Written exercise: Pull out each line of the records below that contains the string "italic", and copy those lines unchanged.

..............................

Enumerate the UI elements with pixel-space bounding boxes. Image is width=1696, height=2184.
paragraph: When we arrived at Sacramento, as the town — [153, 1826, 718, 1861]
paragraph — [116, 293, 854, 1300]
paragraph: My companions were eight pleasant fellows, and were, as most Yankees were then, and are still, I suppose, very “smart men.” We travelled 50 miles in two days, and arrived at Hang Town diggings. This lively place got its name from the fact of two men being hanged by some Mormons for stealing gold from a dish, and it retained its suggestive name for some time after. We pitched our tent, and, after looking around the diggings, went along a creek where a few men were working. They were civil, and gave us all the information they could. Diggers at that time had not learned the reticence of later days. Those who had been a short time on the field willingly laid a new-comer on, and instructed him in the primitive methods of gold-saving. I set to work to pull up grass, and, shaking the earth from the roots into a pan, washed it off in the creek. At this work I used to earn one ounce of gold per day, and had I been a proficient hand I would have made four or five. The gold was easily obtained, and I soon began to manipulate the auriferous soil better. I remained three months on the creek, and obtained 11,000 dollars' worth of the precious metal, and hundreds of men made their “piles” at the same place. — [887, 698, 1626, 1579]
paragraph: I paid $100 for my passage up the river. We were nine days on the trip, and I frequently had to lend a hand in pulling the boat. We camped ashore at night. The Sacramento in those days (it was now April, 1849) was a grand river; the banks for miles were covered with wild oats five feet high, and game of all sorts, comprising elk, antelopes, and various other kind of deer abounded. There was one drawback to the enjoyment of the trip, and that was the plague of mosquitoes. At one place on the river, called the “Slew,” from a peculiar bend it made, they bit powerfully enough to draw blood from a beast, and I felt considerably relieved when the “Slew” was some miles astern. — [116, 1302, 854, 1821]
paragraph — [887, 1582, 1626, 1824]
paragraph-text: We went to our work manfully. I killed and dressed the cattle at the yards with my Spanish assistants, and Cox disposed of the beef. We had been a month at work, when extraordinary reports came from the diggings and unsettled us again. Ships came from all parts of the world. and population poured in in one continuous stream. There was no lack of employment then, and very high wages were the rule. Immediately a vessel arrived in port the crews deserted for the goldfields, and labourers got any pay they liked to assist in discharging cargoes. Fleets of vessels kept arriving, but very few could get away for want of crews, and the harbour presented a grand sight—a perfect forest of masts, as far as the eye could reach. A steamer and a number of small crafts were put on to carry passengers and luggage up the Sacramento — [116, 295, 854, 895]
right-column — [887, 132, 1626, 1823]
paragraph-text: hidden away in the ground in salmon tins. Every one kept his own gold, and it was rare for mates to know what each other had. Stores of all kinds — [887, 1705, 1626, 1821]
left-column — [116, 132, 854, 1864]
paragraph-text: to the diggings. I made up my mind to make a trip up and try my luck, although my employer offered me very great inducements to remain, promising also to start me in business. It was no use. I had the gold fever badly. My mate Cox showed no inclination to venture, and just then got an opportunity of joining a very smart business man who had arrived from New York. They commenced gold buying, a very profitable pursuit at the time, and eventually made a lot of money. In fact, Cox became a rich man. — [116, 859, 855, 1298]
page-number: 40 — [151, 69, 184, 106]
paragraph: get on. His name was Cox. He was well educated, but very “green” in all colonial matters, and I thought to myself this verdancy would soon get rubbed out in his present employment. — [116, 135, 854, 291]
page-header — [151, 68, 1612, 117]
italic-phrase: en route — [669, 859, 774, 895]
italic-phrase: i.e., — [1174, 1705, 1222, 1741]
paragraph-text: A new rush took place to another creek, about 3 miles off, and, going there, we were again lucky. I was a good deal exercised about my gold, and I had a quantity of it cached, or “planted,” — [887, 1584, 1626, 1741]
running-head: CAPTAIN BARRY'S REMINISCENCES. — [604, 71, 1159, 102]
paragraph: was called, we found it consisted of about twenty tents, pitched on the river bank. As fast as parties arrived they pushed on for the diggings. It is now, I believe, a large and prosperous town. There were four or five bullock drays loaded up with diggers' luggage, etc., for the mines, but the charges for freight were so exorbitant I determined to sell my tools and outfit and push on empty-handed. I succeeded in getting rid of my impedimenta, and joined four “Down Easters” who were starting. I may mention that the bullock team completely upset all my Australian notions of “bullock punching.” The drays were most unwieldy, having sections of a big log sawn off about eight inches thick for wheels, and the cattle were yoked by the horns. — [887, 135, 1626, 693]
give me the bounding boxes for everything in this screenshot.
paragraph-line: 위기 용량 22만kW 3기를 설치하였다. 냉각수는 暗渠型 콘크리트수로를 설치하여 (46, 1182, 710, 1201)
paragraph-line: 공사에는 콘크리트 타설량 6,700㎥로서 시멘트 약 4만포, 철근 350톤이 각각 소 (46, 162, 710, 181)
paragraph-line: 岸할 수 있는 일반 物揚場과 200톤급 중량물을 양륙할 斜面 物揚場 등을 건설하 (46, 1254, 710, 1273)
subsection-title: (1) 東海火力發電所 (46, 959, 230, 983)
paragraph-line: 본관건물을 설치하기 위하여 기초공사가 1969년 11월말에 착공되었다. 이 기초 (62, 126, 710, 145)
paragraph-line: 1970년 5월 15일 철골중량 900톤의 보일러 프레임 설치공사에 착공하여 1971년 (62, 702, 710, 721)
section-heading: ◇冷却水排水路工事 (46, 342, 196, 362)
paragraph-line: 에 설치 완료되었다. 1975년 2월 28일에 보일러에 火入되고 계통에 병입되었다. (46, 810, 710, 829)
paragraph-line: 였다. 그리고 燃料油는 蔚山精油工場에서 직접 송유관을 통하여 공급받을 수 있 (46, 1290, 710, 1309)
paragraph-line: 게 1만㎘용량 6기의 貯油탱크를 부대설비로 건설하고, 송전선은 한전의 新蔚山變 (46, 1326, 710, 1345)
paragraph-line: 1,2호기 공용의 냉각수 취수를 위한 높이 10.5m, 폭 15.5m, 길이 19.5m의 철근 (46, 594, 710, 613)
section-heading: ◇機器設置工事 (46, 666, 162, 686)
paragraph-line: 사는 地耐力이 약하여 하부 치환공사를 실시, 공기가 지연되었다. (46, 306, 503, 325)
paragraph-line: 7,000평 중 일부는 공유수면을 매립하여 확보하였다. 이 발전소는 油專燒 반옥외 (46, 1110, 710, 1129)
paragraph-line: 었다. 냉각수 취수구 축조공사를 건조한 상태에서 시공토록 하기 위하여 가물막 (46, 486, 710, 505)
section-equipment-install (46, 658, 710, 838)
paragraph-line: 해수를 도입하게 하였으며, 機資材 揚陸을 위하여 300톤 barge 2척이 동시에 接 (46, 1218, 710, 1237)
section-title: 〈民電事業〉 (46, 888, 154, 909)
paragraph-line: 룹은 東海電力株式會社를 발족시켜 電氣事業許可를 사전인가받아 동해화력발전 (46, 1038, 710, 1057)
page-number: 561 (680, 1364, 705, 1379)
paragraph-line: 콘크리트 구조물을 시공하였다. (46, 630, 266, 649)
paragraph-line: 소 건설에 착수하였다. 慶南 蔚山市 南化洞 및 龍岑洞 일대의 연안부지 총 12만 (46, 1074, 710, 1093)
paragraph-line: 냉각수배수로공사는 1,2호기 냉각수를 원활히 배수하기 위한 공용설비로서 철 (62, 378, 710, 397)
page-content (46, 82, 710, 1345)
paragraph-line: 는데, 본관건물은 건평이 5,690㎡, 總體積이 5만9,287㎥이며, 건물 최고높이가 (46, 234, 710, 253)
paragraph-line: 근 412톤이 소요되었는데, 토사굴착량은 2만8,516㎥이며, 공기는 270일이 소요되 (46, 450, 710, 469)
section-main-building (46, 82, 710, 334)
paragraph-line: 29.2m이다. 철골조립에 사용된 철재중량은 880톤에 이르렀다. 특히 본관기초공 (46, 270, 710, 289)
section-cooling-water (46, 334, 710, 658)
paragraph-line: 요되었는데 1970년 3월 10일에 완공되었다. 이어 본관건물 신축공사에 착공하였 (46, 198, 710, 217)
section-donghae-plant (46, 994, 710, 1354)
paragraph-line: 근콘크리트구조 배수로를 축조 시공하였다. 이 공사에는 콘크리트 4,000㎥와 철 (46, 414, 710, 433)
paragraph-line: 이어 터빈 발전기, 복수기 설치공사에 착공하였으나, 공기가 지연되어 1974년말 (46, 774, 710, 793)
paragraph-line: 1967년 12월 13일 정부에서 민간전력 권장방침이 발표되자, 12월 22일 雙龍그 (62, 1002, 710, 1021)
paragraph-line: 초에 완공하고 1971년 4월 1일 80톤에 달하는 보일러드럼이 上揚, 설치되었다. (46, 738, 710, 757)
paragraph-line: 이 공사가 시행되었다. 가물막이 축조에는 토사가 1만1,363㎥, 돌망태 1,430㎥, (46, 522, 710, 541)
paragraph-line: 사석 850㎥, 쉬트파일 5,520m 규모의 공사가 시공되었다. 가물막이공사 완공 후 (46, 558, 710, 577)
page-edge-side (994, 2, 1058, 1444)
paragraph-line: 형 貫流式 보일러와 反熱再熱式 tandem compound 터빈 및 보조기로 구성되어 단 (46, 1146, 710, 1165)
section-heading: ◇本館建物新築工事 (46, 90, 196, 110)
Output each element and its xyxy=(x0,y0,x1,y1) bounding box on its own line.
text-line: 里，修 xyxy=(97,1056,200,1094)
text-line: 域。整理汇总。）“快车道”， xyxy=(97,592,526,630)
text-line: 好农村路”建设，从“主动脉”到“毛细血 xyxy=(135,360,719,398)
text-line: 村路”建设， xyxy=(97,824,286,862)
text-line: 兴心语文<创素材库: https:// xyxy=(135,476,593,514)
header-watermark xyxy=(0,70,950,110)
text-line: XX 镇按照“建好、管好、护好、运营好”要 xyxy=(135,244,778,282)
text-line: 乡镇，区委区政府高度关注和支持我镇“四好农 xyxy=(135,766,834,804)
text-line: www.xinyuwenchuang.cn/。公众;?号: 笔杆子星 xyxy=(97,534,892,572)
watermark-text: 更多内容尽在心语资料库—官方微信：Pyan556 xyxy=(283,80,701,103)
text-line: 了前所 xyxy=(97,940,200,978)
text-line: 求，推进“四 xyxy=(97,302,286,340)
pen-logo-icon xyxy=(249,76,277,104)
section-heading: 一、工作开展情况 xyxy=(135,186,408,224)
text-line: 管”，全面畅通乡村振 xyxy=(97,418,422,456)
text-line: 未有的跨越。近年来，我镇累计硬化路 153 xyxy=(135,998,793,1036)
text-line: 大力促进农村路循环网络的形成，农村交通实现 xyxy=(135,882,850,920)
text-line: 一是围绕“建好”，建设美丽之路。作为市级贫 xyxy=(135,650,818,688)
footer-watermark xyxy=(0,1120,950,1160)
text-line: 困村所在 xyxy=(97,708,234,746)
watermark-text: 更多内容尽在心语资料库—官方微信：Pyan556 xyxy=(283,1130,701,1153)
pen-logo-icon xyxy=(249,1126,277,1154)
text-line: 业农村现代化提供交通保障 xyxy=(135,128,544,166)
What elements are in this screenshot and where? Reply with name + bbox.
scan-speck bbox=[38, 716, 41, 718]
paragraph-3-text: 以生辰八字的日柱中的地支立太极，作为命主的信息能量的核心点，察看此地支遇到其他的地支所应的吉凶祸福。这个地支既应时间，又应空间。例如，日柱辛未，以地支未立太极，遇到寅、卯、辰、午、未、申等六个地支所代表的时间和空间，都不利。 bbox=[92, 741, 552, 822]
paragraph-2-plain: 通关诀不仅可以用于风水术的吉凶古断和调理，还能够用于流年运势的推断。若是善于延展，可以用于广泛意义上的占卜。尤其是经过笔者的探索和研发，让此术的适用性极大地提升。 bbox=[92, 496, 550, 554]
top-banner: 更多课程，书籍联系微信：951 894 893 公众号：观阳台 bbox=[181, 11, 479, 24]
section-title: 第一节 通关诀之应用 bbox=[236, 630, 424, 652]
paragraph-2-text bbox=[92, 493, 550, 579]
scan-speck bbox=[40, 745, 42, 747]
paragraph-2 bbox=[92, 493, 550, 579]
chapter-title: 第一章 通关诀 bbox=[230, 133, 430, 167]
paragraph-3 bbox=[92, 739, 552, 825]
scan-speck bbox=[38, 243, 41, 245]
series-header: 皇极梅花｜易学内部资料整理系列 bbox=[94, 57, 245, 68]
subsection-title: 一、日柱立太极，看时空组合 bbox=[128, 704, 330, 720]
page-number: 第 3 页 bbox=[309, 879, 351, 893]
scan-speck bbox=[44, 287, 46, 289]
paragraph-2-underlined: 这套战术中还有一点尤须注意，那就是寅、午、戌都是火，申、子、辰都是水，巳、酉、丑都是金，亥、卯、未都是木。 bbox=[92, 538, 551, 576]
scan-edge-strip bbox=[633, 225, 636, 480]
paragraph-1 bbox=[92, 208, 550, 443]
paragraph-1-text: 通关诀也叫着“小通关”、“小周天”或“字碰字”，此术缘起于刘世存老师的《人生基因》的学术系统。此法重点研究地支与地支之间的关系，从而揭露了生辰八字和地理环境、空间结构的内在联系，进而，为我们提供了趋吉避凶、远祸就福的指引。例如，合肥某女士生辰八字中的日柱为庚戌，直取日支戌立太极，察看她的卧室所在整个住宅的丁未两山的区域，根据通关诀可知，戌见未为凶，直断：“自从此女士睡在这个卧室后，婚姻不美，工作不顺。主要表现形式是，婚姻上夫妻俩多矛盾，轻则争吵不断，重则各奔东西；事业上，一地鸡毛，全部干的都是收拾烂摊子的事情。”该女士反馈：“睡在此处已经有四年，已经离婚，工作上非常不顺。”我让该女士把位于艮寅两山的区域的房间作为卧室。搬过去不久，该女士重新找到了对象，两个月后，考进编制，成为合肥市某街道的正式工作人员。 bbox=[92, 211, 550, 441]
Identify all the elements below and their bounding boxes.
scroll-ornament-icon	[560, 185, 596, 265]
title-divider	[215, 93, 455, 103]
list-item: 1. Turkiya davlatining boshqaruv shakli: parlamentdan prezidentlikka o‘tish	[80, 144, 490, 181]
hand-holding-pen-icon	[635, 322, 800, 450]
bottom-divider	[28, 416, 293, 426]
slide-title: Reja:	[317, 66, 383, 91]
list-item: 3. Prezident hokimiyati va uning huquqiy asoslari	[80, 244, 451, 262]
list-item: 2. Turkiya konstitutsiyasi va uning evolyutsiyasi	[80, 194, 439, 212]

..............................

Answer to this exercise:
italic-phrase: en route — [669, 859, 774, 895]
italic-phrase: i.e., — [1174, 1705, 1222, 1741]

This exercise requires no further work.